**WHAT THE TASK ASKS:**
Your task is to filter the data below down to the lines holding "color".
● ● ● ● ● ● ●
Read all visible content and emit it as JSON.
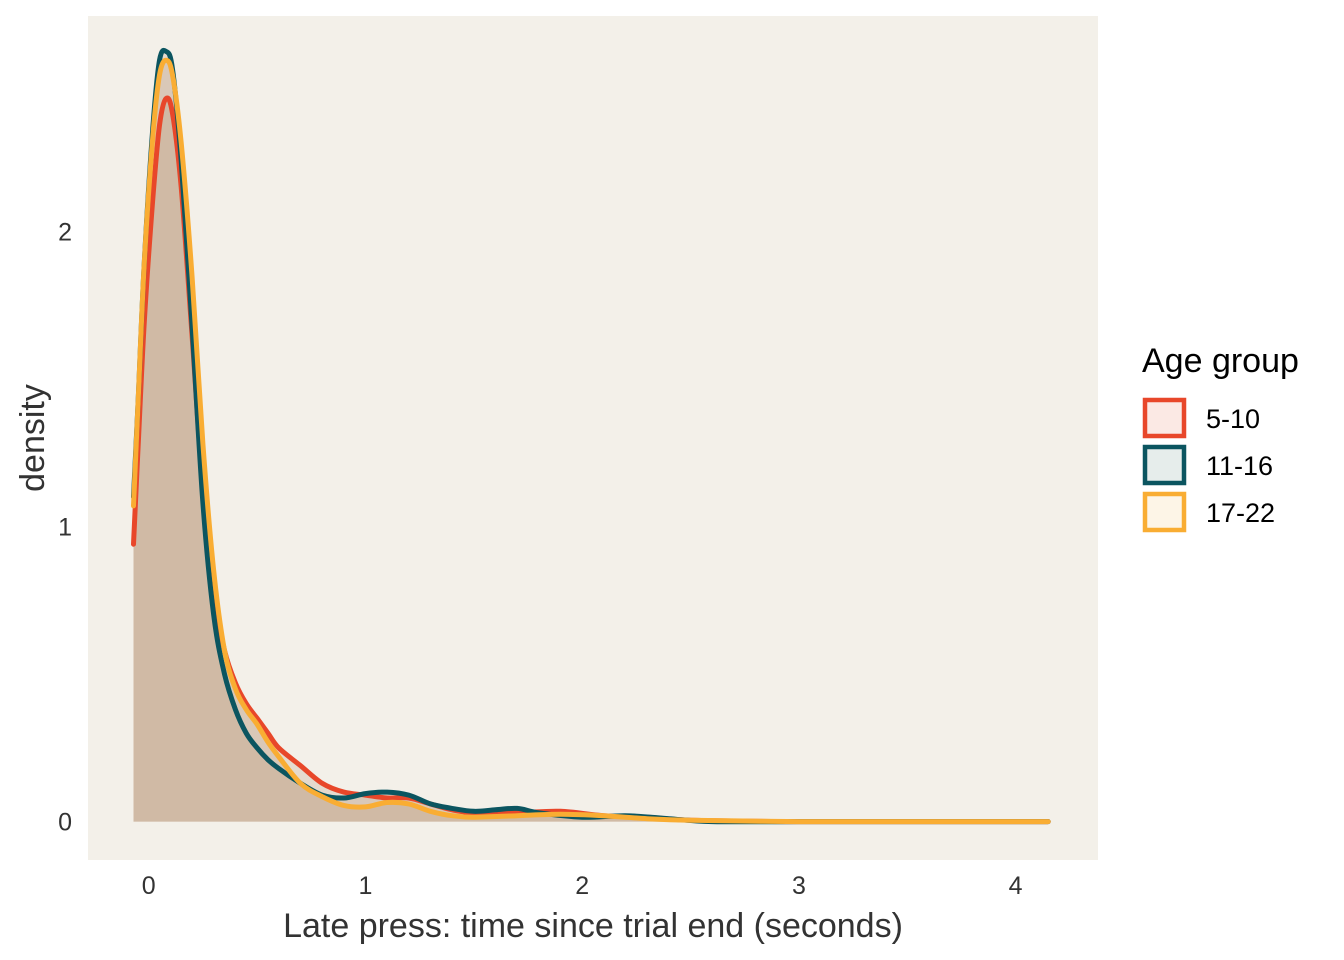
{
  "chart_data": {
    "type": "area",
    "xlabel": "Late press: time since trial end (seconds)",
    "ylabel": "density",
    "xlim": [
      -0.28,
      4.38
    ],
    "ylim": [
      -0.13,
      2.73
    ],
    "x_ticks": [
      0,
      1,
      2,
      3,
      4
    ],
    "y_ticks": [
      0,
      1,
      2
    ],
    "grid": false,
    "panel_background": "#f3f0e9",
    "legend": {
      "title": "Age group",
      "position": "right"
    },
    "series": [
      {
        "name": "5-10",
        "color": "#e8472a",
        "fill": "#fbe9e4",
        "points": [
          [
            -0.07,
            0.94
          ],
          [
            -0.05,
            1.25
          ],
          [
            -0.02,
            1.7
          ],
          [
            0.02,
            2.12
          ],
          [
            0.05,
            2.36
          ],
          [
            0.08,
            2.45
          ],
          [
            0.11,
            2.4
          ],
          [
            0.15,
            2.15
          ],
          [
            0.2,
            1.65
          ],
          [
            0.25,
            1.12
          ],
          [
            0.3,
            0.78
          ],
          [
            0.35,
            0.58
          ],
          [
            0.4,
            0.47
          ],
          [
            0.45,
            0.4
          ],
          [
            0.5,
            0.35
          ],
          [
            0.55,
            0.3
          ],
          [
            0.6,
            0.25
          ],
          [
            0.7,
            0.19
          ],
          [
            0.8,
            0.13
          ],
          [
            0.9,
            0.1
          ],
          [
            1.0,
            0.09
          ],
          [
            1.1,
            0.08
          ],
          [
            1.2,
            0.08
          ],
          [
            1.3,
            0.06
          ],
          [
            1.4,
            0.04
          ],
          [
            1.5,
            0.03
          ],
          [
            1.7,
            0.03
          ],
          [
            1.9,
            0.035
          ],
          [
            2.1,
            0.02
          ],
          [
            2.3,
            0.015
          ],
          [
            2.5,
            0.005
          ],
          [
            3.0,
            0.0
          ],
          [
            3.5,
            0.0
          ],
          [
            4.0,
            0.0
          ],
          [
            4.15,
            0.0
          ]
        ]
      },
      {
        "name": "11-16",
        "color": "#0b5560",
        "fill": "#e6edeb",
        "points": [
          [
            -0.07,
            1.1
          ],
          [
            -0.05,
            1.4
          ],
          [
            -0.02,
            1.9
          ],
          [
            0.02,
            2.36
          ],
          [
            0.05,
            2.58
          ],
          [
            0.08,
            2.61
          ],
          [
            0.11,
            2.55
          ],
          [
            0.15,
            2.24
          ],
          [
            0.2,
            1.68
          ],
          [
            0.25,
            1.08
          ],
          [
            0.3,
            0.7
          ],
          [
            0.35,
            0.5
          ],
          [
            0.4,
            0.38
          ],
          [
            0.45,
            0.3
          ],
          [
            0.5,
            0.25
          ],
          [
            0.55,
            0.21
          ],
          [
            0.6,
            0.18
          ],
          [
            0.7,
            0.13
          ],
          [
            0.8,
            0.09
          ],
          [
            0.9,
            0.08
          ],
          [
            1.0,
            0.095
          ],
          [
            1.1,
            0.1
          ],
          [
            1.2,
            0.09
          ],
          [
            1.3,
            0.06
          ],
          [
            1.4,
            0.045
          ],
          [
            1.5,
            0.035
          ],
          [
            1.6,
            0.04
          ],
          [
            1.7,
            0.045
          ],
          [
            1.8,
            0.03
          ],
          [
            2.0,
            0.015
          ],
          [
            2.2,
            0.02
          ],
          [
            2.4,
            0.01
          ],
          [
            2.6,
            0.0
          ],
          [
            3.0,
            0.0
          ],
          [
            3.5,
            0.0
          ],
          [
            4.0,
            0.0
          ],
          [
            4.15,
            0.0
          ]
        ]
      },
      {
        "name": "17-22",
        "color": "#f9ad33",
        "fill": "#fdf5e7",
        "points": [
          [
            -0.07,
            1.07
          ],
          [
            -0.05,
            1.4
          ],
          [
            -0.02,
            1.9
          ],
          [
            0.02,
            2.33
          ],
          [
            0.05,
            2.53
          ],
          [
            0.08,
            2.58
          ],
          [
            0.11,
            2.53
          ],
          [
            0.15,
            2.3
          ],
          [
            0.2,
            1.85
          ],
          [
            0.25,
            1.28
          ],
          [
            0.3,
            0.85
          ],
          [
            0.35,
            0.58
          ],
          [
            0.4,
            0.45
          ],
          [
            0.45,
            0.38
          ],
          [
            0.5,
            0.33
          ],
          [
            0.55,
            0.27
          ],
          [
            0.6,
            0.22
          ],
          [
            0.7,
            0.13
          ],
          [
            0.8,
            0.085
          ],
          [
            0.9,
            0.055
          ],
          [
            1.0,
            0.05
          ],
          [
            1.1,
            0.065
          ],
          [
            1.2,
            0.06
          ],
          [
            1.3,
            0.035
          ],
          [
            1.4,
            0.02
          ],
          [
            1.5,
            0.015
          ],
          [
            1.7,
            0.02
          ],
          [
            1.9,
            0.025
          ],
          [
            2.1,
            0.02
          ],
          [
            2.3,
            0.01
          ],
          [
            2.5,
            0.005
          ],
          [
            3.0,
            0.0
          ],
          [
            3.5,
            0.0
          ],
          [
            4.0,
            0.0
          ],
          [
            4.15,
            0.0
          ]
        ]
      }
    ]
  }
}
● ● ● ● ● ● ●
**OUTPUT FOR THIS TASK:**
        "color": "#e8472a",
        "color": "#0b5560",
        "color": "#f9ad33",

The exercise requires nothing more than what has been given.